Give only the number of lines in the records below that contain the word "числа".

◆ **Records for the task**:
^^^^^^^^

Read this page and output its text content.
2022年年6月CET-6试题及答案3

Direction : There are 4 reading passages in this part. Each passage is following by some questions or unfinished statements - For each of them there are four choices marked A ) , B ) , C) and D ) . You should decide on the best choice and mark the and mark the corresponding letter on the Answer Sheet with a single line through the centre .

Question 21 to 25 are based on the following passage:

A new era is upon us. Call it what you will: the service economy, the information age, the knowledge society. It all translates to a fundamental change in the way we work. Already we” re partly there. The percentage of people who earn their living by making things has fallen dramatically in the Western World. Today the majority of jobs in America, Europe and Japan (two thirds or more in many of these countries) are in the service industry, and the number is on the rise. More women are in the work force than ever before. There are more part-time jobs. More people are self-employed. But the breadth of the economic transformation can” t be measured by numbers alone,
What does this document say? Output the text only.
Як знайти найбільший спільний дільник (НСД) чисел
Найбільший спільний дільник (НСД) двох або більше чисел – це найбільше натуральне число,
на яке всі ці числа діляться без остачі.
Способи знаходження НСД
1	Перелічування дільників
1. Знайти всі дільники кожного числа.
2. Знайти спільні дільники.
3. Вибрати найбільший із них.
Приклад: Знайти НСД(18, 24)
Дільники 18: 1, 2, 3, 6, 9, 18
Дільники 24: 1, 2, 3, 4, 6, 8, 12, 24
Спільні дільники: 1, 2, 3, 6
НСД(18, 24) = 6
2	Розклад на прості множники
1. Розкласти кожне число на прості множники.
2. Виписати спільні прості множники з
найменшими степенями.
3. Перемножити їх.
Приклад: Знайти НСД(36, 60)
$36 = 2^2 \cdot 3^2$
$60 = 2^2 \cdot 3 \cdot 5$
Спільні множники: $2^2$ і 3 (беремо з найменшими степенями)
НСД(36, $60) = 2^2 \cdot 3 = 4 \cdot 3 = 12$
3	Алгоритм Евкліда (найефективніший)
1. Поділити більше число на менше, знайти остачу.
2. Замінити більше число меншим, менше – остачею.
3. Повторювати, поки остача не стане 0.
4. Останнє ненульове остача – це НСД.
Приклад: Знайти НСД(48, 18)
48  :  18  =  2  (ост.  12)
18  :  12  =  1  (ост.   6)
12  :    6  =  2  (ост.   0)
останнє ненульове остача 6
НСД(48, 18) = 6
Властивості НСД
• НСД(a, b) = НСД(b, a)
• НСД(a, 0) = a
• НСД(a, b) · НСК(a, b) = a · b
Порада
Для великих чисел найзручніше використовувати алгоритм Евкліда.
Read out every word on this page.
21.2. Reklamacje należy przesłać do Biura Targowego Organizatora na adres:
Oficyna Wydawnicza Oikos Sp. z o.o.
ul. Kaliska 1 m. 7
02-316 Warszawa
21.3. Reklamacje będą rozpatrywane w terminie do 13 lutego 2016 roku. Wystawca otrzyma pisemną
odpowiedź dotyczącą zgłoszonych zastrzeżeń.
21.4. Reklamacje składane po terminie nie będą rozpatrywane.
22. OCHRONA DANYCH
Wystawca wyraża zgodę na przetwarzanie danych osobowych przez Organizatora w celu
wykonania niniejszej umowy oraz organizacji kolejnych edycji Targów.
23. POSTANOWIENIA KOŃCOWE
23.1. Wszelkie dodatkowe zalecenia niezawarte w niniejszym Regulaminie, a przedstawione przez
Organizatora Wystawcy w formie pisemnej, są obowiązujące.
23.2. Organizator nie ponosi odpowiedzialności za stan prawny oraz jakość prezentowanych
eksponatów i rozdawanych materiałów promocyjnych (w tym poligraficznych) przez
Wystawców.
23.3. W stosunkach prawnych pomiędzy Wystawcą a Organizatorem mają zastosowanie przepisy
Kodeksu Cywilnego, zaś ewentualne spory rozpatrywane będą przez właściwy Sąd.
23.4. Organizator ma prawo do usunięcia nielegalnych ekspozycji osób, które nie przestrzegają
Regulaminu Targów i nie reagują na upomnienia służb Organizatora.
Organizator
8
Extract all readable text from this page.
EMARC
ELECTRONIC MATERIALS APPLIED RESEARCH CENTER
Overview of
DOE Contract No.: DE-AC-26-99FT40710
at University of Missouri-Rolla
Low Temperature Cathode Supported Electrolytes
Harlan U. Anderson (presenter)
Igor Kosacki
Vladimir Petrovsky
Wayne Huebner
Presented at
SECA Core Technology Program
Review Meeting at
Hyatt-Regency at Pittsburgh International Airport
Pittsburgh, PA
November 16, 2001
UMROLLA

^^^^^^^^

◆ **Correct response**:
2